## Given request
Search the listing below for the word "this" and copy each line that holds it.

## Collected data entries
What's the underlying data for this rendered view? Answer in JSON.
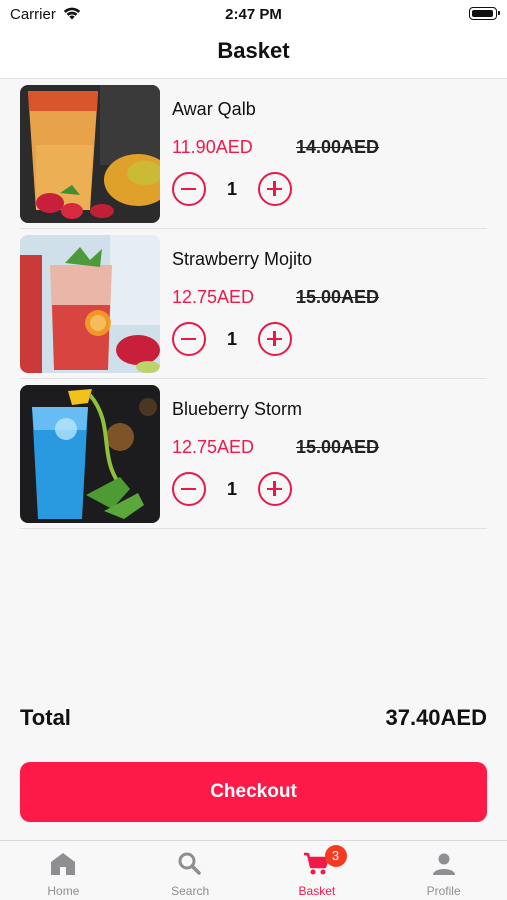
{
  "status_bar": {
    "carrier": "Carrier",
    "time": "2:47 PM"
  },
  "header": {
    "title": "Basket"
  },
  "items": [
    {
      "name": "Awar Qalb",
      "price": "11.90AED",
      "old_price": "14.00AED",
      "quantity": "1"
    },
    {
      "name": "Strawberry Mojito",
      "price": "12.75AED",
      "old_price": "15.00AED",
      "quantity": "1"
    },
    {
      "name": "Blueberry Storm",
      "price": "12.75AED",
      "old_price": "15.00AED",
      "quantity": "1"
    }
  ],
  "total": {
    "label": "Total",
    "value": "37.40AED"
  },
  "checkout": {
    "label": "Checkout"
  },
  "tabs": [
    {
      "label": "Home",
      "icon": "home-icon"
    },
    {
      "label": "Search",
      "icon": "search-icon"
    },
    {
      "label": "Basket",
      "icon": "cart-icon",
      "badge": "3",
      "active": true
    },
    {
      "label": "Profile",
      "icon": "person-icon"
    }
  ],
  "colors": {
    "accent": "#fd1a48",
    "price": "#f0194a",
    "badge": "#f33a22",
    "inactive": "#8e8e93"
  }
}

==

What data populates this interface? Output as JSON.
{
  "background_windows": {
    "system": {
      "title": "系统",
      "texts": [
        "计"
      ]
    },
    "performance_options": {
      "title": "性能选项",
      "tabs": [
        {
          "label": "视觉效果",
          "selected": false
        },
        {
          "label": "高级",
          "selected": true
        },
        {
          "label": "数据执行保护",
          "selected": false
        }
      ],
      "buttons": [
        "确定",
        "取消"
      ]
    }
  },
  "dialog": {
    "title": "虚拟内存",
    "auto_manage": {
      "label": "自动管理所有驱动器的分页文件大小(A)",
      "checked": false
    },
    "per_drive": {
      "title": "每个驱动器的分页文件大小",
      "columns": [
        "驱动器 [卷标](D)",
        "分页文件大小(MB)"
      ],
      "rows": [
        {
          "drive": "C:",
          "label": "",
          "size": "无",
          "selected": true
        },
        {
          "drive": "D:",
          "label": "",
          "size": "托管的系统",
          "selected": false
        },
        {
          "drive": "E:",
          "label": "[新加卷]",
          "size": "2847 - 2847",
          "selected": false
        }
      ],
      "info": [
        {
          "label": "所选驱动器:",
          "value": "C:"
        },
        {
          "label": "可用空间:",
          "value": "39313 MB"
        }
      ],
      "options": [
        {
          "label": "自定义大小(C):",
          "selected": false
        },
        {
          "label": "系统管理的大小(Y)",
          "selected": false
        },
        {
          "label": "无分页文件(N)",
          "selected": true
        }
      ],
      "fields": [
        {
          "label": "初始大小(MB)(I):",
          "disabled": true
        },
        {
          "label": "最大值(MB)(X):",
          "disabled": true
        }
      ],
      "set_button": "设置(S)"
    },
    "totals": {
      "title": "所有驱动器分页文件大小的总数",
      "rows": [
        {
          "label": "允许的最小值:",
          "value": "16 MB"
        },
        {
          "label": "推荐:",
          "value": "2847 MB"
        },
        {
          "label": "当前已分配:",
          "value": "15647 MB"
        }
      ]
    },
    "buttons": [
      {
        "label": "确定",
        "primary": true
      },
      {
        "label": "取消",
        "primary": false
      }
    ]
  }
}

## Reply
What's the underlying data for this rendered view? Answer in JSON.
What data populates this interface? Output as JSON.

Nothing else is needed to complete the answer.